>> start DATA IN THIS EXERCISE

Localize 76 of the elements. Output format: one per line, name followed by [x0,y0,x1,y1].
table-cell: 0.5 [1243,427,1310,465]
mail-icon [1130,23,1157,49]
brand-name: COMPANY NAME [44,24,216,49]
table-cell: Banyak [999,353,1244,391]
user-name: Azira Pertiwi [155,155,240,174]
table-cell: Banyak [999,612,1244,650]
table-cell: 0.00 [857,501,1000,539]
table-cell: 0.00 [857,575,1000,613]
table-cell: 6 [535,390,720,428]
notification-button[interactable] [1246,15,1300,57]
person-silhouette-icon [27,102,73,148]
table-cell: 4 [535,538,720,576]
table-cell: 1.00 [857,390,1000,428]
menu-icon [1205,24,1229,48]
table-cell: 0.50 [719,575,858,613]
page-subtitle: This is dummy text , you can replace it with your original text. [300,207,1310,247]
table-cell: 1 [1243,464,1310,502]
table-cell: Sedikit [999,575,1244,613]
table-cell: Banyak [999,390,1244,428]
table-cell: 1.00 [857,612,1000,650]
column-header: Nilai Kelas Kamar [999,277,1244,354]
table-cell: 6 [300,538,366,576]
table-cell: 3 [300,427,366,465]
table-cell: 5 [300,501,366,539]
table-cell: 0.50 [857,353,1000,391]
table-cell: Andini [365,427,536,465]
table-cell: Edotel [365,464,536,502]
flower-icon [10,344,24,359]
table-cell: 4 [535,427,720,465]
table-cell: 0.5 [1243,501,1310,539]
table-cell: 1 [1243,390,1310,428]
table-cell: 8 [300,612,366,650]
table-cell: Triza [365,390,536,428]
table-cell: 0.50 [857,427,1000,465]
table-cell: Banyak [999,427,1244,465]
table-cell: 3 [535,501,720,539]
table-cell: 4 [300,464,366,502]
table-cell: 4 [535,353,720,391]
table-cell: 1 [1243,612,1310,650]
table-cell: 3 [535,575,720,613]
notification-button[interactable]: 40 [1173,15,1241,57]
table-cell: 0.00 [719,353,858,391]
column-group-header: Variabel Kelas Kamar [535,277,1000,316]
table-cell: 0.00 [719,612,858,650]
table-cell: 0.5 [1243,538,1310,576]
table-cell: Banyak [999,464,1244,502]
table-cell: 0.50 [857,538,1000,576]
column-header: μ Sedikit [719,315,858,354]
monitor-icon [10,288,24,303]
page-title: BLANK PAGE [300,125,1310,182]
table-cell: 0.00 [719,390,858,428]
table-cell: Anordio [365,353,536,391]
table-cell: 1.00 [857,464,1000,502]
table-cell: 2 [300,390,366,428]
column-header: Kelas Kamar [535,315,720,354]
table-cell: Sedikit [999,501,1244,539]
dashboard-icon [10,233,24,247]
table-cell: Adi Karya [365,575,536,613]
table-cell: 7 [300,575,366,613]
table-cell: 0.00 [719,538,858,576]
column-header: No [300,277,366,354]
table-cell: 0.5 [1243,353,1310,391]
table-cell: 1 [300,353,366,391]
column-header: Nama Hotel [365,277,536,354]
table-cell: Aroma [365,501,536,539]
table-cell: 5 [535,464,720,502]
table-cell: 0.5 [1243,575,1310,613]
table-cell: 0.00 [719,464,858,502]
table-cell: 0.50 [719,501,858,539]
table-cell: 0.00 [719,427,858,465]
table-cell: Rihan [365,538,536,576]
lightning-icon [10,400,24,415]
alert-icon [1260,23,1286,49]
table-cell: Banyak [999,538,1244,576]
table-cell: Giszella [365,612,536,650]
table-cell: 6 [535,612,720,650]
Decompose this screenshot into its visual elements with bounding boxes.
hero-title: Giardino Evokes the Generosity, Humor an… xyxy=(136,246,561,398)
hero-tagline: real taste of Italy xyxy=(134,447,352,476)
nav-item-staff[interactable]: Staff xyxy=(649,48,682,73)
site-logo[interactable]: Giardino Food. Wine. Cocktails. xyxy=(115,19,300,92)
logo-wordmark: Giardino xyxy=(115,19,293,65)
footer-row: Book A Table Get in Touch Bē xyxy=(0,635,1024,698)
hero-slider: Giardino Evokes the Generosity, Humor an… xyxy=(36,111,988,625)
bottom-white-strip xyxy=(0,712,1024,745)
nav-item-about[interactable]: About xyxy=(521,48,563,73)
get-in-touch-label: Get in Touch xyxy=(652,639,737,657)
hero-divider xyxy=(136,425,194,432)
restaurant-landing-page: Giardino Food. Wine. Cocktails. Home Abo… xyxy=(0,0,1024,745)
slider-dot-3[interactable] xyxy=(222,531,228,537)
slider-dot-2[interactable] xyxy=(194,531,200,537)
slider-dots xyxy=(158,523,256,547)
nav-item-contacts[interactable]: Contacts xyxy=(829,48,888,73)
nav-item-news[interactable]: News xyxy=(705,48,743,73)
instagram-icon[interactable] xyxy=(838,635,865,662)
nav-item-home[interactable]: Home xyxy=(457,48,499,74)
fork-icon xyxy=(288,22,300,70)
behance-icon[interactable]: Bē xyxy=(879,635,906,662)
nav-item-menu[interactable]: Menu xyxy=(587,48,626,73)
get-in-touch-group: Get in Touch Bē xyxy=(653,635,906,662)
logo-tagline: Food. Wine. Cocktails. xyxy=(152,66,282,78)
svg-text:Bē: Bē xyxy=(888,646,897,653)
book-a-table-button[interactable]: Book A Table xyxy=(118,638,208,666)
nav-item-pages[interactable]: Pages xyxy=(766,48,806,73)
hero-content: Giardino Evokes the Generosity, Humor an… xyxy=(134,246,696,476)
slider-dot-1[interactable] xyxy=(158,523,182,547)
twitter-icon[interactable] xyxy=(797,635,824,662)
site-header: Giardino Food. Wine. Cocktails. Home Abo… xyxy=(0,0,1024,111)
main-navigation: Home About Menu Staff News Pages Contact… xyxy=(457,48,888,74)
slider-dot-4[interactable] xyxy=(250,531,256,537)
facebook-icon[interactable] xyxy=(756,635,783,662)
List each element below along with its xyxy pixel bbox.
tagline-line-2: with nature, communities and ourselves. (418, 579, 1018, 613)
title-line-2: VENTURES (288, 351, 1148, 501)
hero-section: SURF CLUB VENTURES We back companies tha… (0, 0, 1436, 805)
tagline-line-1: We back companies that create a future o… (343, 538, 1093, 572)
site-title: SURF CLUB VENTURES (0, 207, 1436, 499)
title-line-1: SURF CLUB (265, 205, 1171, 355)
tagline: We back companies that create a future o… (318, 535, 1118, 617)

>> end DATA IN THIS EXERCISE

## EXERCISE TASK
Can you put every line of the data above into a Markdown table with the columns "No." and "Entry", numbering each row and leaving out blank lines?

## SOLUTION FOR THIS EXERCISE
| No. | Entry |
|---|---|
| 1 | Localize 76 of the elements. Output format: one per line, name followed by [x0,y0,x1,y1]. |
| 2 | table-cell: 0.5 [1243,427,1310,465] |
| 3 | mail-icon [1130,23,1157,49] |
| 4 | brand-name: COMPANY NAME [44,24,216,49] |
| 5 | table-cell: Banyak [999,353,1244,391] |
| 6 | user-name: Azira Pertiwi [155,155,240,174] |
| 7 | table-cell: Banyak [999,612,1244,650] |
| 8 | table-cell: 0.00 [857,501,1000,539] |
| 9 | table-cell: 0.00 [857,575,1000,613] |
| 10 | table-cell: 6 [535,390,720,428] |
| 11 | notification-button[interactable] [1246,15,1300,57] |
| 12 | person-silhouette-icon [27,102,73,148] |
| 13 | table-cell: 4 [535,538,720,576] |
| 14 | table-cell: 1.00 [857,390,1000,428] |
| 15 | menu-icon [1205,24,1229,48] |
| 16 | table-cell: 0.50 [719,575,858,613] |
| 17 | page-subtitle: This is dummy text , you can replace it with your original text. [300,207,1310,247] |
| 18 | table-cell: 1 [1243,464,1310,502] |
| 19 | table-cell: Sedikit [999,575,1244,613] |
| 20 | table-cell: Banyak [999,390,1244,428] |
| 21 | table-cell: 1.00 [857,612,1000,650] |
| 22 | column-header: Nilai Kelas Kamar [999,277,1244,354] |
| 23 | table-cell: 6 [300,538,366,576] |
| 24 | table-cell: 3 [300,427,366,465] |
| 25 | table-cell: 5 [300,501,366,539] |
| 26 | table-cell: 0.50 [857,353,1000,391] |
| 27 | table-cell: Andini [365,427,536,465] |
| 28 | table-cell: Edotel [365,464,536,502] |
| 29 | flower-icon [10,344,24,359] |
| 30 | table-cell: 4 [535,427,720,465] |
| 31 | table-cell: 0.5 [1243,501,1310,539] |
| 32 | table-cell: 1 [1243,390,1310,428] |
| 33 | table-cell: 8 [300,612,366,650] |
| 34 | table-cell: Triza [365,390,536,428] |
| 35 | table-cell: 0.50 [857,427,1000,465] |
| 36 | table-cell: Banyak [999,427,1244,465] |
| 37 | table-cell: 3 [535,501,720,539] |
| 38 | table-cell: 4 [300,464,366,502] |
| 39 | table-cell: 4 [535,353,720,391] |
| 40 | table-cell: 1 [1243,612,1310,650] |
| 41 | table-cell: 3 [535,575,720,613] |
| 42 | notification-button[interactable]: 40 [1173,15,1241,57] |
| 43 | table-cell: 0.00 [719,353,858,391] |
| 44 | column-group-header: Variabel Kelas Kamar [535,277,1000,316] |
| 45 | table-cell: 0.00 [719,612,858,650] |
| 46 | table-cell: 0.5 [1243,538,1310,576] |
| 47 | table-cell: Banyak [999,464,1244,502] |
| 48 | table-cell: 0.50 [857,538,1000,576] |
| 49 | column-header: μ Sedikit [719,315,858,354] |
| 50 | monitor-icon [10,288,24,303] |
| 51 | page-title: BLANK PAGE [300,125,1310,182] |
| 52 | table-cell: 0.00 [719,390,858,428] |
| 53 | table-cell: Anordio [365,353,536,391] |
| 54 | table-cell: 1.00 [857,464,1000,502] |
| 55 | table-cell: 2 [300,390,366,428] |
| 56 | column-header: Kelas Kamar [535,315,720,354] |
| 57 | table-cell: Sedikit [999,501,1244,539] |
| 58 | dashboard-icon [10,233,24,247] |
| 59 | table-cell: Adi Karya [365,575,536,613] |
| 60 | table-cell: 7 [300,575,366,613] |
| 61 | table-cell: 0.00 [719,538,858,576] |
| 62 | column-header: No [300,277,366,354] |
| 63 | table-cell: 0.5 [1243,353,1310,391] |
| 64 | table-cell: 1 [300,353,366,391] |
| 65 | column-header: Nama Hotel [365,277,536,354] |
| 66 | table-cell: Aroma [365,501,536,539] |
| 67 | table-cell: 5 [535,464,720,502] |
| 68 | table-cell: 0.5 [1243,575,1310,613] |
| 69 | table-cell: 0.00 [719,464,858,502] |
| 70 | table-cell: 0.50 [719,501,858,539] |
| 71 | table-cell: 0.00 [719,427,858,465] |
| 72 | table-cell: Rihan [365,538,536,576] |
| 73 | lightning-icon [10,400,24,415] |
| 74 | alert-icon [1260,23,1286,49] |
| 75 | table-cell: Banyak [999,538,1244,576] |
| 76 | table-cell: Giszella [365,612,536,650] |
| 77 | table-cell: 6 [535,612,720,650] |
| 78 | Decompose this screenshot into its visual elements with bounding boxes. |
| 79 | hero-title: Giardino Evokes the Generosity, Humor an… xyxy=(136,246,561,398) |
| 80 | hero-tagline: real taste of Italy xyxy=(134,447,352,476) |
| 81 | nav-item-staff[interactable]: Staff xyxy=(649,48,682,73) |
| 82 | site-logo[interactable]: Giardino Food. Wine. Cocktails. xyxy=(115,19,300,92) |
| 83 | logo-wordmark: Giardino xyxy=(115,19,293,65) |
| 84 | footer-row: Book A Table Get in Touch Bē xyxy=(0,635,1024,698) |
| 85 | hero-slider: Giardino Evokes the Generosity, Humor an… xyxy=(36,111,988,625) |
| 86 | bottom-white-strip xyxy=(0,712,1024,745) |
| 87 | nav-item-about[interactable]: About xyxy=(521,48,563,73) |
| 88 | get-in-touch-label: Get in Touch xyxy=(652,639,737,657) |
| 89 | hero-divider xyxy=(136,425,194,432) |
| 90 | restaurant-landing-page: Giardino Food. Wine. Cocktails. Home Abo… xyxy=(0,0,1024,745) |
| 91 | slider-dot-3[interactable] xyxy=(222,531,228,537) |
| 92 | slider-dot-2[interactable] xyxy=(194,531,200,537) |
| 93 | slider-dots xyxy=(158,523,256,547) |
| 94 | nav-item-contacts[interactable]: Contacts xyxy=(829,48,888,73) |
| 95 | nav-item-news[interactable]: News xyxy=(705,48,743,73) |
| 96 | instagram-icon[interactable] xyxy=(838,635,865,662) |
| 97 | nav-item-home[interactable]: Home xyxy=(457,48,499,74) |
| 98 | fork-icon xyxy=(288,22,300,70) |
| 99 | behance-icon[interactable]: Bē xyxy=(879,635,906,662) |
| 100 | nav-item-menu[interactable]: Menu xyxy=(587,48,626,73) |
| 101 | get-in-touch-group: Get in Touch Bē xyxy=(653,635,906,662) |
| 102 | logo-tagline: Food. Wine. Cocktails. xyxy=(152,66,282,78) |
| 103 | svg-text:Bē: Bē xyxy=(888,646,897,653) |
| 104 | book-a-table-button[interactable]: Book A Table xyxy=(118,638,208,666) |
| 105 | nav-item-pages[interactable]: Pages xyxy=(766,48,806,73) |
| 106 | hero-content: Giardino Evokes the Generosity, Humor an… xyxy=(134,246,696,476) |
| 107 | slider-dot-1[interactable] xyxy=(158,523,182,547) |
| 108 | twitter-icon[interactable] xyxy=(797,635,824,662) |
| 109 | site-header: Giardino Food. Wine. Cocktails. Home Abo… xyxy=(0,0,1024,111) |
| 110 | main-navigation: Home About Menu Staff News Pages Contact… xyxy=(457,48,888,74) |
| 111 | slider-dot-4[interactable] xyxy=(250,531,256,537) |
| 112 | facebook-icon[interactable] xyxy=(756,635,783,662) |
| 113 | List each element below along with its xyxy pixel bbox. |
| 114 | tagline-line-2: with nature, communities and ourselves. (418, 579, 1018, 613) |
| 115 | title-line-2: VENTURES (288, 351, 1148, 501) |
| 116 | hero-section: SURF CLUB VENTURES We back companies tha… (0, 0, 1436, 805) |
| 117 | tagline-line-1: We back companies that create a future o… (343, 538, 1093, 572) |
| 118 | site-title: SURF CLUB VENTURES (0, 207, 1436, 499) |
| 119 | title-line-1: SURF CLUB (265, 205, 1171, 355) |
| 120 | tagline: We back companies that create a future o… (318, 535, 1118, 617) |